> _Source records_
________________

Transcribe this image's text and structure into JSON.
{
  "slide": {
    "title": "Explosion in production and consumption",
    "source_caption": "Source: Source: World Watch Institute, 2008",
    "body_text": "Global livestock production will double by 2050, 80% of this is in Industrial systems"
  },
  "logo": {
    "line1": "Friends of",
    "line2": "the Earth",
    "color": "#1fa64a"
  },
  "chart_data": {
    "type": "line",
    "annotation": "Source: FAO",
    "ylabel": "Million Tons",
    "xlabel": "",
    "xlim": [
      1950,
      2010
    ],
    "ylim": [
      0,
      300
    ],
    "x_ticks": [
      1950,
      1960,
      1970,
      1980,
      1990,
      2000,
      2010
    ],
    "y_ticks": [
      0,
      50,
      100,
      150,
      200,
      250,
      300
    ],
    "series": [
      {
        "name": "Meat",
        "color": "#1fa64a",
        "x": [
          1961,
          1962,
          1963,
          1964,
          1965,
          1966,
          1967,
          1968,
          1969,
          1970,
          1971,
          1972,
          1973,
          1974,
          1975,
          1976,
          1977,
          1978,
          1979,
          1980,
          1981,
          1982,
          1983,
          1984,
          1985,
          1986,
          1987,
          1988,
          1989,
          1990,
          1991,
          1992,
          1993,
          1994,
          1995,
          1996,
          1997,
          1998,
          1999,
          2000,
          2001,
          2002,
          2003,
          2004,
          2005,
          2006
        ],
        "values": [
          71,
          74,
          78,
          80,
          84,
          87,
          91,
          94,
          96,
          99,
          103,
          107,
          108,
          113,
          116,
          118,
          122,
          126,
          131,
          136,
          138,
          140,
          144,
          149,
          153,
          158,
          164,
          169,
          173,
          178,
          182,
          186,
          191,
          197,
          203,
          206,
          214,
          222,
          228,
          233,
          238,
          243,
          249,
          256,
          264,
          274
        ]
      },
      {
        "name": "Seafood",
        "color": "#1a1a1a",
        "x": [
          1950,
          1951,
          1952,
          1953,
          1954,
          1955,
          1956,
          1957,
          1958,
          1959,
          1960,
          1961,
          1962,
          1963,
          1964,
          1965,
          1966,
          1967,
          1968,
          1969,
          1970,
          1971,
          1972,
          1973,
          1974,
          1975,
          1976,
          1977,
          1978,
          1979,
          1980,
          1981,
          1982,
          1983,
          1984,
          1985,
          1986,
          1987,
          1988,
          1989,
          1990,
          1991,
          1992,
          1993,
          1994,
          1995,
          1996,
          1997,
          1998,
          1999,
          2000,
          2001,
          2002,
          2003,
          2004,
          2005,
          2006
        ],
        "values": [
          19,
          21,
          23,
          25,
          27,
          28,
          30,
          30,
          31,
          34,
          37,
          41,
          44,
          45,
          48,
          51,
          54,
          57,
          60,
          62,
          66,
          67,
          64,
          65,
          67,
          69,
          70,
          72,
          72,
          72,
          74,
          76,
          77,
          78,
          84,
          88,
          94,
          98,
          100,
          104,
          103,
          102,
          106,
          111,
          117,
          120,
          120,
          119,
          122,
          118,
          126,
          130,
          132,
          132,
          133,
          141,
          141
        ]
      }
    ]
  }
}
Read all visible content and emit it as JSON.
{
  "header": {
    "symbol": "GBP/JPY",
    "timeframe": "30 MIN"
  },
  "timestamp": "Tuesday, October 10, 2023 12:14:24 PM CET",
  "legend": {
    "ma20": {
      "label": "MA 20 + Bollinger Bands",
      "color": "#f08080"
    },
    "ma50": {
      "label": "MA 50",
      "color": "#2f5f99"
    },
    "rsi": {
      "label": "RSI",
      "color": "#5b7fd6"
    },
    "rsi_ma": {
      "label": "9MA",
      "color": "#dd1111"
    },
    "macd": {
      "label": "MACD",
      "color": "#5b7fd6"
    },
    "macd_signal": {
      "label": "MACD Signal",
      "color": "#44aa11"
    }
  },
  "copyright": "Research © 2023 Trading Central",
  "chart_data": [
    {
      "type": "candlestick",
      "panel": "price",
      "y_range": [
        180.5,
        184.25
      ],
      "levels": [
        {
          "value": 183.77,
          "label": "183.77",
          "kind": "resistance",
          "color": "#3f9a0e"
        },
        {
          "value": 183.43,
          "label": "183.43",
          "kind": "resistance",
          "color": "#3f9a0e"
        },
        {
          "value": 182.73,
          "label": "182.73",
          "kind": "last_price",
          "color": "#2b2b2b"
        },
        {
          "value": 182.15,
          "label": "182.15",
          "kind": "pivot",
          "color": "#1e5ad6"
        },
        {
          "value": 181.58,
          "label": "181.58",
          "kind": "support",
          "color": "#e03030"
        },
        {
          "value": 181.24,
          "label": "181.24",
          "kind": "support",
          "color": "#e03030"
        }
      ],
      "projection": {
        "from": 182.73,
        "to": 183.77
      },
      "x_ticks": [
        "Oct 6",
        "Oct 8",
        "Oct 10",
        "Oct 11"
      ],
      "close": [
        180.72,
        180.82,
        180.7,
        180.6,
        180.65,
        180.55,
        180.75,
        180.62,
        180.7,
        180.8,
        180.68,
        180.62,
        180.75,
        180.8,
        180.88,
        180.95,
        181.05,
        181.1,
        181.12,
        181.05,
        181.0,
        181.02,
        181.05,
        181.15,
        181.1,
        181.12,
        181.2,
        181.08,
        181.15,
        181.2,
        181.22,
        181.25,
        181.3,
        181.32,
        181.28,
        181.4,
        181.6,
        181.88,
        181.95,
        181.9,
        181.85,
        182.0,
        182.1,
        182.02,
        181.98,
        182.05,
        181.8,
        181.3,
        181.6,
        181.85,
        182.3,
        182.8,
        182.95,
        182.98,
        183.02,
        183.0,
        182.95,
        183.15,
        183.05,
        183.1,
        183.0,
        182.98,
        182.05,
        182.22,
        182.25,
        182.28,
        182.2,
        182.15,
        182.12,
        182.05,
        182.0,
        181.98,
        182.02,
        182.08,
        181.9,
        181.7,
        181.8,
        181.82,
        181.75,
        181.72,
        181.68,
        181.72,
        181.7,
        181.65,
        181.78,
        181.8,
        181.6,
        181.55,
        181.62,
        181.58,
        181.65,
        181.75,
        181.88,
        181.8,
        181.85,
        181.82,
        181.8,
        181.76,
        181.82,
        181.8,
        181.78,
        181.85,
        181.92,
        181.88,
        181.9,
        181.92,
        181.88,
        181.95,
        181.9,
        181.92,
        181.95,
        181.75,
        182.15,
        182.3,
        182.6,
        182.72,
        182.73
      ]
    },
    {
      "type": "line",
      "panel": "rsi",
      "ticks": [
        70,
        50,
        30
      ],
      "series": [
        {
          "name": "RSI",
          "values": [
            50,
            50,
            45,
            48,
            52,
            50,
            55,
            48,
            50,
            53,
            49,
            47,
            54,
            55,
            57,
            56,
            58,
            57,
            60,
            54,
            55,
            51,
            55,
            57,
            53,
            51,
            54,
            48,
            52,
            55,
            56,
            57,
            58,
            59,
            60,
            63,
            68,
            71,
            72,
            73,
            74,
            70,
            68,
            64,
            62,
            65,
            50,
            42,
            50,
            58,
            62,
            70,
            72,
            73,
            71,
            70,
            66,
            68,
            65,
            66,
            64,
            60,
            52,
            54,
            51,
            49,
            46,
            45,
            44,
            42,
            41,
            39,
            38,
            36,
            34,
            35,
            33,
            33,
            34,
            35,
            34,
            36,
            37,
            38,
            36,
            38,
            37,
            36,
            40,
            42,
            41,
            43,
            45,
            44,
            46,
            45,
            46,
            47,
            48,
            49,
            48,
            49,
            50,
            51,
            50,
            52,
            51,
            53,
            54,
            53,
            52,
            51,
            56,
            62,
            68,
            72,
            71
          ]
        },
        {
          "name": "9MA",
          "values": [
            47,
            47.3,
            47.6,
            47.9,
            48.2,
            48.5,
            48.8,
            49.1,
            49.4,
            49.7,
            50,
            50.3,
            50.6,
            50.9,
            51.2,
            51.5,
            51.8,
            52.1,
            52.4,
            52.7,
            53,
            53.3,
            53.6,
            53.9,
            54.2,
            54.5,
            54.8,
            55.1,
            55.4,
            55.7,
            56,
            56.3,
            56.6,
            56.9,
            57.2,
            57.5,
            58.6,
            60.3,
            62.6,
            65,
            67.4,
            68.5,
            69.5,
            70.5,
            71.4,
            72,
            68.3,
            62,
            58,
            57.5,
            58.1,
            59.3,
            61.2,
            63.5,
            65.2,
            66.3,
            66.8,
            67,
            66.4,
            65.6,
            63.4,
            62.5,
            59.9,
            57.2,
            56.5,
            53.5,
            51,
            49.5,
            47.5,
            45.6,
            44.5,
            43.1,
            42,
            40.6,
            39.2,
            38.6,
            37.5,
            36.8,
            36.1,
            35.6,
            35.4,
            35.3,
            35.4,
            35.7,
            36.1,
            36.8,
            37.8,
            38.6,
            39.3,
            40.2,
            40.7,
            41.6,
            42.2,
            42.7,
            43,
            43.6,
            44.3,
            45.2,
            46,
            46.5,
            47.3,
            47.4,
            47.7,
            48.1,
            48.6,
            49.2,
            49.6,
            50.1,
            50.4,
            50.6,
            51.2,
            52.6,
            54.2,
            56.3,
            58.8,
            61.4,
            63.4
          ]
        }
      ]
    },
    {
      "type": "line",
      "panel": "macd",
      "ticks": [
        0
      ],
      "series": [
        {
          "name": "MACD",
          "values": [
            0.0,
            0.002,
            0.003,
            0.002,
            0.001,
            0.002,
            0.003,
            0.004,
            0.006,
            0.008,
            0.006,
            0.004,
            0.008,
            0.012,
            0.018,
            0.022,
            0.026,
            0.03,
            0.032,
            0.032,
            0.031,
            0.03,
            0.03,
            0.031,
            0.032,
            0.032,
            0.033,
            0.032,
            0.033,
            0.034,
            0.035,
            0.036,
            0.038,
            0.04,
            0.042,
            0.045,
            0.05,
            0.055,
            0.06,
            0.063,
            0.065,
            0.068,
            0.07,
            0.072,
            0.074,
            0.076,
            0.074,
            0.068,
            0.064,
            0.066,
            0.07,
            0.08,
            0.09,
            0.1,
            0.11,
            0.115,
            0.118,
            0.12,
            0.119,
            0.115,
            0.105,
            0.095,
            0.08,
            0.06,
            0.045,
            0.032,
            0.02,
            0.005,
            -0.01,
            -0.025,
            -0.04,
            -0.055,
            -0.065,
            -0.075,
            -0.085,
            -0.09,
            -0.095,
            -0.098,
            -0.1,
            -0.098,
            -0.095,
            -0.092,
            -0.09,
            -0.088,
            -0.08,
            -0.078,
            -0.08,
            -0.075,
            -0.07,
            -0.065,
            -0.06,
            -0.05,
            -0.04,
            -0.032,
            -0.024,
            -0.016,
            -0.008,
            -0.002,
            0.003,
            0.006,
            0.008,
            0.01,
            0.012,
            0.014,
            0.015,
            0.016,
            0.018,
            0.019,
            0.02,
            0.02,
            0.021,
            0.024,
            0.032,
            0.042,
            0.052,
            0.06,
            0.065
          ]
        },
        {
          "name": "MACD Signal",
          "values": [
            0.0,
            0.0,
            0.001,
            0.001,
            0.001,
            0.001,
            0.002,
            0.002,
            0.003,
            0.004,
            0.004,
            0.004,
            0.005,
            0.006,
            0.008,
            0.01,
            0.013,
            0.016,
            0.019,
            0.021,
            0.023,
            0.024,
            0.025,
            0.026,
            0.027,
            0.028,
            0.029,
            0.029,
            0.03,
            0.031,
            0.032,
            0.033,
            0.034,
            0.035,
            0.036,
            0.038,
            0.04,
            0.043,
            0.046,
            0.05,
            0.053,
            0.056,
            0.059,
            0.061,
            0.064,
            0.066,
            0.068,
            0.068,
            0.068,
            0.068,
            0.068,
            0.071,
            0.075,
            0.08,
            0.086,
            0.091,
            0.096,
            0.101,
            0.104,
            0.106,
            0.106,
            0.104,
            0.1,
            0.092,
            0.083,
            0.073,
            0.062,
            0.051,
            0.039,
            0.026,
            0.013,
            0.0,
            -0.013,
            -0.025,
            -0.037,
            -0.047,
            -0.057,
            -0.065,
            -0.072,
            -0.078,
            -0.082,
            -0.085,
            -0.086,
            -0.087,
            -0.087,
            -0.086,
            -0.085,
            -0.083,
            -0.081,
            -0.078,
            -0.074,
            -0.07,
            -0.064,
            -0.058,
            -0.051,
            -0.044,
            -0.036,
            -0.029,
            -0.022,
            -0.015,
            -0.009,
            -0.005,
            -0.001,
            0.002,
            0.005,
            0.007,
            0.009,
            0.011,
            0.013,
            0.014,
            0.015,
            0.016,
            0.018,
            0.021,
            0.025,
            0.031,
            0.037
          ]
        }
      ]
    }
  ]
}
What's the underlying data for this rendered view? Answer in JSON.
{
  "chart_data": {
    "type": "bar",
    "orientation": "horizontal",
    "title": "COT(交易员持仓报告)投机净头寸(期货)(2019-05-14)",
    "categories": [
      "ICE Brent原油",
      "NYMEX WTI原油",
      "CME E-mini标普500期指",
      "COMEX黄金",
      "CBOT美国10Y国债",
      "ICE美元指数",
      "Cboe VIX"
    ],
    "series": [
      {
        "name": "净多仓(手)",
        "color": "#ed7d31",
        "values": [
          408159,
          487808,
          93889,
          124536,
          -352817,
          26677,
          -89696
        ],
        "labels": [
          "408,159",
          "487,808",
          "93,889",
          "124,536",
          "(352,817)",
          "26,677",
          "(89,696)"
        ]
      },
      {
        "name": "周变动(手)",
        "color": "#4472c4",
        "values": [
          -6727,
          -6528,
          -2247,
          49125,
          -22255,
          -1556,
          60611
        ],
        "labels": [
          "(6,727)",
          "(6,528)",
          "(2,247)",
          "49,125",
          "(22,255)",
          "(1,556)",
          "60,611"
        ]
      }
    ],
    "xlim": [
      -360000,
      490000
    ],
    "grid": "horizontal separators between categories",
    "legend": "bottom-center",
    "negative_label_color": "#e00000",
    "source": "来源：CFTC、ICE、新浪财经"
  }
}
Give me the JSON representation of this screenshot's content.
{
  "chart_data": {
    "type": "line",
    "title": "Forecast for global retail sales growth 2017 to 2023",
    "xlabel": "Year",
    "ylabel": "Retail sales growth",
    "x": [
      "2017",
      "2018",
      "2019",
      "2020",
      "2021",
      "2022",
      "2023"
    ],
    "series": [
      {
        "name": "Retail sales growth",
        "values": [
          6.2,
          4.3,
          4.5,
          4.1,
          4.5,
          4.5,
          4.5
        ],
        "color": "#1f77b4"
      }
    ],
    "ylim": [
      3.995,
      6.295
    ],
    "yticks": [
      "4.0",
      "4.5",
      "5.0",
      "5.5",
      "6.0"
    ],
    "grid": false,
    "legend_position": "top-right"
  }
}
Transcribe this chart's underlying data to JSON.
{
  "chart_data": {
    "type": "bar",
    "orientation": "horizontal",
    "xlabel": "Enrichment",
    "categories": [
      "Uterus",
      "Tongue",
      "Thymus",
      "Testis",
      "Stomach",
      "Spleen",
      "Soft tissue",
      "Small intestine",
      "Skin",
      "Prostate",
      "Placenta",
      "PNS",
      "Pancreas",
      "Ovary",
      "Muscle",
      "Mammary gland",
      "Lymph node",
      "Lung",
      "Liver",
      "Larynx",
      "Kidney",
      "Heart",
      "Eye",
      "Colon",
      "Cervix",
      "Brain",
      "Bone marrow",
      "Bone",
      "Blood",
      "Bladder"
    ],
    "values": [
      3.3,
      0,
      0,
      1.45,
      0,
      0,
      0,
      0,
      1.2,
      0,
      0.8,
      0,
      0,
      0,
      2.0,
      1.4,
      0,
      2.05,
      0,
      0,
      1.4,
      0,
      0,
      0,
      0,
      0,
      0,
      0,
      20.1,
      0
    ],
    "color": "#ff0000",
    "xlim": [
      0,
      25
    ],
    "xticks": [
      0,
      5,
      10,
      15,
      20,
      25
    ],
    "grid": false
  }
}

________________

> _Goal_
Which lines above contain "ylabel"? Show each of them.

> _Written reply_
    "ylabel": "Million Tons",
    "ylabel": "Retail sales growth",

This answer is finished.